WHAT THE TASK ASKS
Reproduce the records. Keep every word exact and include no images.

[Dataset items]
------------------------------------
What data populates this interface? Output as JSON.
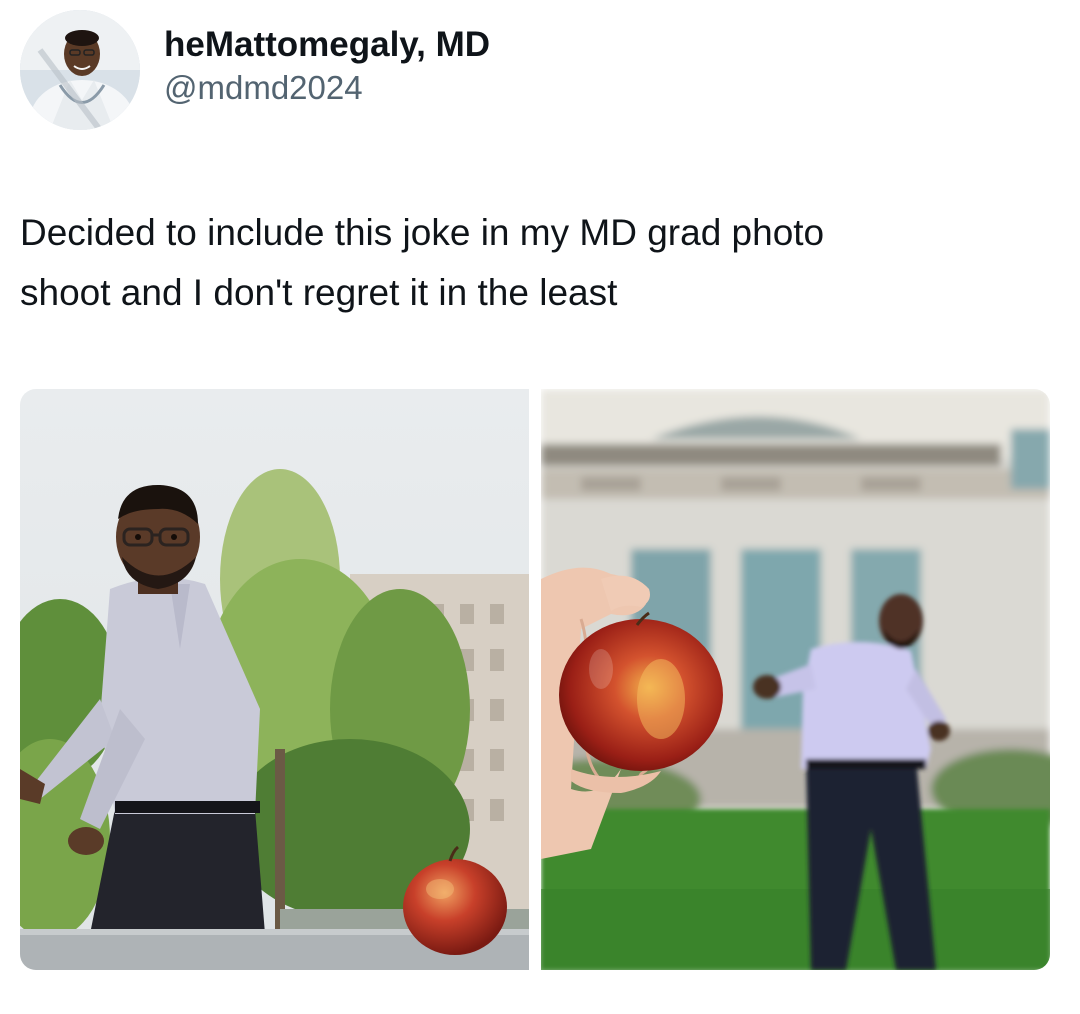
{
  "author": {
    "display_name": "heMattomegaly, MD",
    "handle": "@mdmd2024"
  },
  "tweet": {
    "text_line_1": "Decided to include this joke in my MD grad photo",
    "text_line_2": "shoot and I don't regret it in the least"
  },
  "media": {
    "count": 2
  }
}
------------------------------------
CORRECT OUTPUT
What data populates this interface? Output as JSON.
{
  "author": {
    "display_name": "heMattomegaly, MD",
    "handle": "@mdmd2024"
  },
  "tweet": {
    "text_line_1": "Decided to include this joke in my MD grad photo",
    "text_line_2": "shoot and I don't regret it in the least"
  },
  "media": {
    "count": 2
  }
}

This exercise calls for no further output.